§ **Exercise requirements**
Don't copy the pictures; return every other part of the records exactly.

[Saved data entries]
────────
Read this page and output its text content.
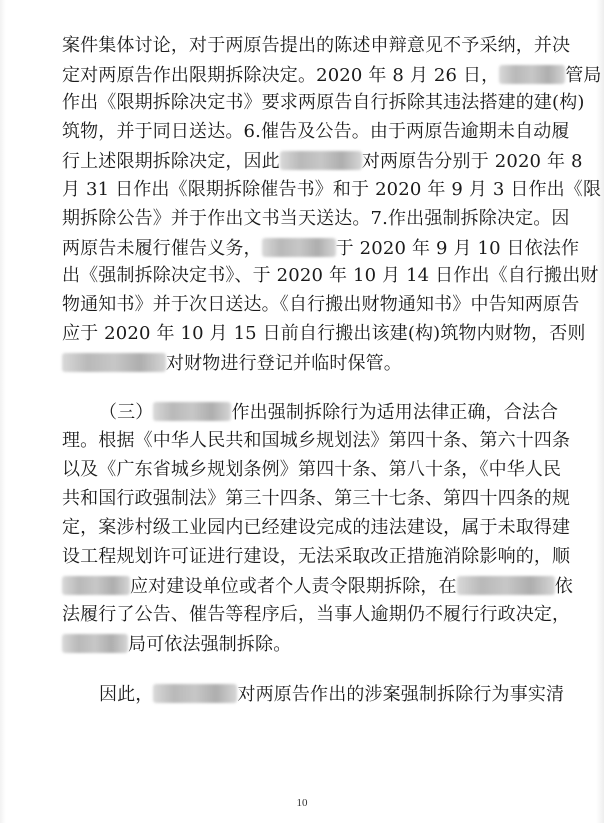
案件集体讨论，对于两原告提出的陈述申辩意见不予采纳，并决
定对两原告作出限期拆除决定。2020 年 8 月 26 日，	管局
作出《限期拆除决定书》要求两原告自行拆除其违法搭建的建(构)
筑物，并于同日送达。6.催告及公告。由于两原告逾期未自动履
行上述限期拆除决定，因此	对两原告分别于 2020 年 8
月 31 日作出《限期拆除催告书》和于 2020 年 9 月 3 日作出《限
期拆除公告》并于作出文书当天送达。7.作出强制拆除决定。因
两原告未履行催告义务，	于 2020 年 9 月 10 日依法作
出《强制拆除决定书》、于 2020 年 10 月 14 日作出《自行搬出财
物通知书》并于次日送达。《自行搬出财物通知书》中告知两原告
应于 2020 年 10 月 15 日前自行搬出该建(构)筑物内财物，否则
对财物进行登记并临时保管。
（三）	作出强制拆除行为适用法律正确，合法合
理。根据《中华人民共和国城乡规划法》第四十条、第六十四条
以及《广东省城乡规划条例》第四十条、第八十条，《中华人民
共和国行政强制法》第三十四条、第三十七条、第四十四条的规
定，案涉村级工业园内已经建设完成的违法建设，属于未取得建
设工程规划许可证进行建设，无法采取改正措施消除影响的，顺
应对建设单位或者个人责令限期拆除，在	依
法履行了公告、催告等程序后，当事人逾期仍不履行行政决定，
局可依法强制拆除。
因此，	对两原告作出的涉案强制拆除行为事实清
10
────────
§ **Task result**
Read this page and output its text content.
案件集体讨论，对于两原告提出的陈述申辩意见不予采纳，并决
定对两原告作出限期拆除决定。2020 年 8 月 26 日，	管局
作出《限期拆除决定书》要求两原告自行拆除其违法搭建的建(构)
筑物，并于同日送达。6.催告及公告。由于两原告逾期未自动履
行上述限期拆除决定，因此	对两原告分别于 2020 年 8
月 31 日作出《限期拆除催告书》和于 2020 年 9 月 3 日作出《限
期拆除公告》并于作出文书当天送达。7.作出强制拆除决定。因
两原告未履行催告义务，	于 2020 年 9 月 10 日依法作
出《强制拆除决定书》、于 2020 年 10 月 14 日作出《自行搬出财
物通知书》并于次日送达。《自行搬出财物通知书》中告知两原告
应于 2020 年 10 月 15 日前自行搬出该建(构)筑物内财物，否则
对财物进行登记并临时保管。
（三）	作出强制拆除行为适用法律正确，合法合
理。根据《中华人民共和国城乡规划法》第四十条、第六十四条
以及《广东省城乡规划条例》第四十条、第八十条，《中华人民
共和国行政强制法》第三十四条、第三十七条、第四十四条的规
定，案涉村级工业园内已经建设完成的违法建设，属于未取得建
设工程规划许可证进行建设，无法采取改正措施消除影响的，顺
应对建设单位或者个人责令限期拆除，在	依
法履行了公告、催告等程序后，当事人逾期仍不履行行政决定，
局可依法强制拆除。
因此，	对两原告作出的涉案强制拆除行为事实清
10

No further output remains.